Part of a data file
= = = =
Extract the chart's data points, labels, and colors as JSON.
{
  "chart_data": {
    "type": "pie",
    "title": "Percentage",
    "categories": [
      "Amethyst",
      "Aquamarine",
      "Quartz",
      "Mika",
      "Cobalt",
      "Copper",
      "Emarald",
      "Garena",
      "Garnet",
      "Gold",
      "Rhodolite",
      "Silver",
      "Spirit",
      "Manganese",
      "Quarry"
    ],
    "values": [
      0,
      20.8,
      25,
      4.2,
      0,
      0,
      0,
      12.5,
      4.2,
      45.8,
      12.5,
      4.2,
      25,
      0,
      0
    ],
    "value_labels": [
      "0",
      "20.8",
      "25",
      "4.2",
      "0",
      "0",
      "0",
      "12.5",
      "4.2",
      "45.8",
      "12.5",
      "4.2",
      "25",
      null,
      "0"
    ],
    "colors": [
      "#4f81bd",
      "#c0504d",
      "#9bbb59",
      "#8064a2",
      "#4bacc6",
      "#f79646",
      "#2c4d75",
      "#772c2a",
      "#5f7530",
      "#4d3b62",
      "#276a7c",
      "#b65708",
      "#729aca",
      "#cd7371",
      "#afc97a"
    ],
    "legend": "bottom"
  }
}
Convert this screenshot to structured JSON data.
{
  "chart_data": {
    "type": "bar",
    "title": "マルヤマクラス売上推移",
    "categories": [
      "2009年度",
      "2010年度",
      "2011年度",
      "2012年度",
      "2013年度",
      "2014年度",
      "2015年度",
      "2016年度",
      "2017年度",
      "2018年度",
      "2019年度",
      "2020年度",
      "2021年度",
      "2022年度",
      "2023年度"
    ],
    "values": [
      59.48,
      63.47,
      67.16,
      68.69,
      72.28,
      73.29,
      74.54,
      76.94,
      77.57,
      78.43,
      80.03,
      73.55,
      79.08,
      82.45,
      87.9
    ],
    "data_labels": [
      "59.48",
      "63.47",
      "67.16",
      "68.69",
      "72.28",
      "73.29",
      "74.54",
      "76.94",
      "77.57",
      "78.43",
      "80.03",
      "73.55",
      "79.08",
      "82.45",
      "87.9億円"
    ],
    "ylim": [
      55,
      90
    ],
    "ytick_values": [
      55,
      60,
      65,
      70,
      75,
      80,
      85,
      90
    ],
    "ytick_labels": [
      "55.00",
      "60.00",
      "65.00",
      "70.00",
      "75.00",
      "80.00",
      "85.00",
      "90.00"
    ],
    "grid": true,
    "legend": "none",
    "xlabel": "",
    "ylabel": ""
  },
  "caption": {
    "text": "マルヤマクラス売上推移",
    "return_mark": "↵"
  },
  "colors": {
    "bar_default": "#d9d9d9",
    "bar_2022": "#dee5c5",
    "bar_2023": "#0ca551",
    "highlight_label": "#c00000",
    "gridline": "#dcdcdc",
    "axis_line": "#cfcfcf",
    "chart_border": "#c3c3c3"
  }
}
= = = =
■ **The problem**: Pick out and copy the lines of the material that include the word "title".

■ **Correct result**:
    "title": "Percentage",
    "title": "マルヤマクラス売上推移",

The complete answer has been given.